"""

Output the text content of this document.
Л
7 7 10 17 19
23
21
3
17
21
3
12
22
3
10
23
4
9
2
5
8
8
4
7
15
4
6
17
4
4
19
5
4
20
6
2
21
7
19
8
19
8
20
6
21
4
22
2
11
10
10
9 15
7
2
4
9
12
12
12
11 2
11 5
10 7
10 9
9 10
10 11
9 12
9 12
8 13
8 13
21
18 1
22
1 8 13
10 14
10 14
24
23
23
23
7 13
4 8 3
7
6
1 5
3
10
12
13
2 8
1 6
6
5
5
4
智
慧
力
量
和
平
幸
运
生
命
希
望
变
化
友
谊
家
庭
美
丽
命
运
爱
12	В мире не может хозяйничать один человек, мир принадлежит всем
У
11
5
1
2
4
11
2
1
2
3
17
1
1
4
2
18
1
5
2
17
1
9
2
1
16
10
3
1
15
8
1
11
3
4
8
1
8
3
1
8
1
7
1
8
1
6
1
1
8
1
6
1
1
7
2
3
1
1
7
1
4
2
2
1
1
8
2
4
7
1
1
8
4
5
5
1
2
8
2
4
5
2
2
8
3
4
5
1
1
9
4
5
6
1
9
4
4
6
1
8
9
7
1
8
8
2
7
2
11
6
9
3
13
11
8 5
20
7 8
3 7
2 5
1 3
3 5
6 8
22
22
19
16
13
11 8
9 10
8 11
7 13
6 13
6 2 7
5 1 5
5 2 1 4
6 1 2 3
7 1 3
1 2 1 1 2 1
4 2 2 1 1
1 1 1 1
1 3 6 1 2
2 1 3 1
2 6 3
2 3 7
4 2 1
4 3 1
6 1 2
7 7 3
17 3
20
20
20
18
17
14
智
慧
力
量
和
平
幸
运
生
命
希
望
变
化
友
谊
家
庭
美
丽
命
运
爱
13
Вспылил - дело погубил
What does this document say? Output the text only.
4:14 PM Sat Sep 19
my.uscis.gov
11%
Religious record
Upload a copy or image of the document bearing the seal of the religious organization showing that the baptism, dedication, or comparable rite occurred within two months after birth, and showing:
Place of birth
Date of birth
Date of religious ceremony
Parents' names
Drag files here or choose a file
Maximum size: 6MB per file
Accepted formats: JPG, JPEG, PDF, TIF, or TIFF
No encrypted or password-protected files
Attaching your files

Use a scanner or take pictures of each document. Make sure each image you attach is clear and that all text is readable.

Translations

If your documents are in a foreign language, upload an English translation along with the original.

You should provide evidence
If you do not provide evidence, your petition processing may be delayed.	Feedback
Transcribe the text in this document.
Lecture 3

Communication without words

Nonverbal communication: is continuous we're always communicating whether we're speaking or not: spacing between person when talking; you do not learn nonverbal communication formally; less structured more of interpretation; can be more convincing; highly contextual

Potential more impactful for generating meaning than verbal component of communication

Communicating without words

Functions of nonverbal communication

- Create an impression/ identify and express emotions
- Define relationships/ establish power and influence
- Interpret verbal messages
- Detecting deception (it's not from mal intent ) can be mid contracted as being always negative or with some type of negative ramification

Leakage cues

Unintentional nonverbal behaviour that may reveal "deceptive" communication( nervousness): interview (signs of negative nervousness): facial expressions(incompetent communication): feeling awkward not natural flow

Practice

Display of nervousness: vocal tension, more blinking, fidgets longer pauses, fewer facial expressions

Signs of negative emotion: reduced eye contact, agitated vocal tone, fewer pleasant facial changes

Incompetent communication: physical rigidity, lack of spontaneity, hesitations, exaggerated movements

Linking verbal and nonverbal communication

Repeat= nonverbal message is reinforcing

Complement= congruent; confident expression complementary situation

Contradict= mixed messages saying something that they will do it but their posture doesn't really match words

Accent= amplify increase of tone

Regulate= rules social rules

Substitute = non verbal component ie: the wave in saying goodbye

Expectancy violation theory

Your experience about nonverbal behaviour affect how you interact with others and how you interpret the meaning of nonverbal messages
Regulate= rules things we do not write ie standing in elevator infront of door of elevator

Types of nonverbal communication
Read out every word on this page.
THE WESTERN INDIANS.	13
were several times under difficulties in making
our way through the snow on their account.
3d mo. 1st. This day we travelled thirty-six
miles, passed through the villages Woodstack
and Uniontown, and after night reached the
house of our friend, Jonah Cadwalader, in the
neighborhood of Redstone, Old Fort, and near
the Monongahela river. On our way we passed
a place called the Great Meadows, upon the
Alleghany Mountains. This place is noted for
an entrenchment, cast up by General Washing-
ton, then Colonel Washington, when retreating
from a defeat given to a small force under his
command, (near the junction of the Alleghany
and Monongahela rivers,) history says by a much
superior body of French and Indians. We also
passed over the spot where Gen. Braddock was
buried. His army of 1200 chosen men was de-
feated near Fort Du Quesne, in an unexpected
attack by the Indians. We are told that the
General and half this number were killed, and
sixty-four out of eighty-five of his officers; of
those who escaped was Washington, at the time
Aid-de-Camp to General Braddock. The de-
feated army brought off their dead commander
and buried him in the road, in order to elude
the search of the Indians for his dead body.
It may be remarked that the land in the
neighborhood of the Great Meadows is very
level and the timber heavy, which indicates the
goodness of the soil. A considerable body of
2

"""

- Work instructions: Retype the listing above in full, with no alterations.

- Result:
Output the text content of this document.
Л
7 7 10 17 19
23
21
3
17
21
3
12
22
3
10
23
4
9
2
5
8
8
4
7
15
4
6
17
4
4
19
5
4
20
6
2
21
7
19
8
19
8
20
6
21
4
22
2
11
10
10
9 15
7
2
4
9
12
12
12
11 2
11 5
10 7
10 9
9 10
10 11
9 12
9 12
8 13
8 13
21
18 1
22
1 8 13
10 14
10 14
24
23
23
23
7 13
4 8 3
7
6
1 5
3
10
12
13
2 8
1 6
6
5
5
4
智
慧
力
量
和
平
幸
运
生
命
希
望
变
化
友
谊
家
庭
美
丽
命
运
爱
12	В мире не может хозяйничать один человек, мир принадлежит всем
У
11
5
1
2
4
11
2
1
2
3
17
1
1
4
2
18
1
5
2
17
1
9
2
1
16
10
3
1
15
8
1
11
3
4
8
1
8
3
1
8
1
7
1
8
1
6
1
1
8
1
6
1
1
7
2
3
1
1
7
1
4
2
2
1
1
8
2
4
7
1
1
8
4
5
5
1
2
8
2
4
5
2
2
8
3
4
5
1
1
9
4
5
6
1
9
4
4
6
1
8
9
7
1
8
8
2
7
2
11
6
9
3
13
11
8 5
20
7 8
3 7
2 5
1 3
3 5
6 8
22
22
19
16
13
11 8
9 10
8 11
7 13
6 13
6 2 7
5 1 5
5 2 1 4
6 1 2 3
7 1 3
1 2 1 1 2 1
4 2 2 1 1
1 1 1 1
1 3 6 1 2
2 1 3 1
2 6 3
2 3 7
4 2 1
4 3 1
6 1 2
7 7 3
17 3
20
20
20
18
17
14
智
慧
力
量
和
平
幸
运
生
命
希
望
变
化
友
谊
家
庭
美
丽
命
运
爱
13
Вспылил - дело погубил
What does this document say? Output the text only.
4:14 PM Sat Sep 19
my.uscis.gov
11%
Religious record
Upload a copy or image of the document bearing the seal of the religious organization showing that the baptism, dedication, or comparable rite occurred within two months after birth, and showing:
Place of birth
Date of birth
Date of religious ceremony
Parents' names
Drag files here or choose a file
Maximum size: 6MB per file
Accepted formats: JPG, JPEG, PDF, TIF, or TIFF
No encrypted or password-protected files
Attaching your files

Use a scanner or take pictures of each document. Make sure each image you attach is clear and that all text is readable.

Translations

If your documents are in a foreign language, upload an English translation along with the original.

You should provide evidence
If you do not provide evidence, your petition processing may be delayed.	Feedback
Transcribe the text in this document.
Lecture 3

Communication without words

Nonverbal communication: is continuous we're always communicating whether we're speaking or not: spacing between person when talking; you do not learn nonverbal communication formally; less structured more of interpretation; can be more convincing; highly contextual

Potential more impactful for generating meaning than verbal component of communication

Communicating without words

Functions of nonverbal communication

- Create an impression/ identify and express emotions
- Define relationships/ establish power and influence
- Interpret verbal messages
- Detecting deception (it's not from mal intent ) can be mid contracted as being always negative or with some type of negative ramification

Leakage cues

Unintentional nonverbal behaviour that may reveal "deceptive" communication( nervousness): interview (signs of negative nervousness): facial expressions(incompetent communication): feeling awkward not natural flow

Practice

Display of nervousness: vocal tension, more blinking, fidgets longer pauses, fewer facial expressions

Signs of negative emotion: reduced eye contact, agitated vocal tone, fewer pleasant facial changes

Incompetent communication: physical rigidity, lack of spontaneity, hesitations, exaggerated movements

Linking verbal and nonverbal communication

Repeat= nonverbal message is reinforcing

Complement= congruent; confident expression complementary situation

Contradict= mixed messages saying something that they will do it but their posture doesn't really match words

Accent= amplify increase of tone

Regulate= rules social rules

Substitute = non verbal component ie: the wave in saying goodbye

Expectancy violation theory

Your experience about nonverbal behaviour affect how you interact with others and how you interpret the meaning of nonverbal messages
Regulate= rules things we do not write ie standing in elevator infront of door of elevator

Types of nonverbal communication
Read out every word on this page.
THE WESTERN INDIANS.	13
were several times under difficulties in making
our way through the snow on their account.
3d mo. 1st. This day we travelled thirty-six
miles, passed through the villages Woodstack
and Uniontown, and after night reached the
house of our friend, Jonah Cadwalader, in the
neighborhood of Redstone, Old Fort, and near
the Monongahela river. On our way we passed
a place called the Great Meadows, upon the
Alleghany Mountains. This place is noted for
an entrenchment, cast up by General Washing-
ton, then Colonel Washington, when retreating
from a defeat given to a small force under his
command, (near the junction of the Alleghany
and Monongahela rivers,) history says by a much
superior body of French and Indians. We also
passed over the spot where Gen. Braddock was
buried. His army of 1200 chosen men was de-
feated near Fort Du Quesne, in an unexpected
attack by the Indians. We are told that the
General and half this number were killed, and
sixty-four out of eighty-five of his officers; of
those who escaped was Washington, at the time
Aid-de-Camp to General Braddock. The de-
feated army brought off their dead commander
and buried him in the road, in order to elude
the search of the Indians for his dead body.
It may be remarked that the land in the
neighborhood of the Great Meadows is very
level and the timber heavy, which indicates the
goodness of the soil. A considerable body of
2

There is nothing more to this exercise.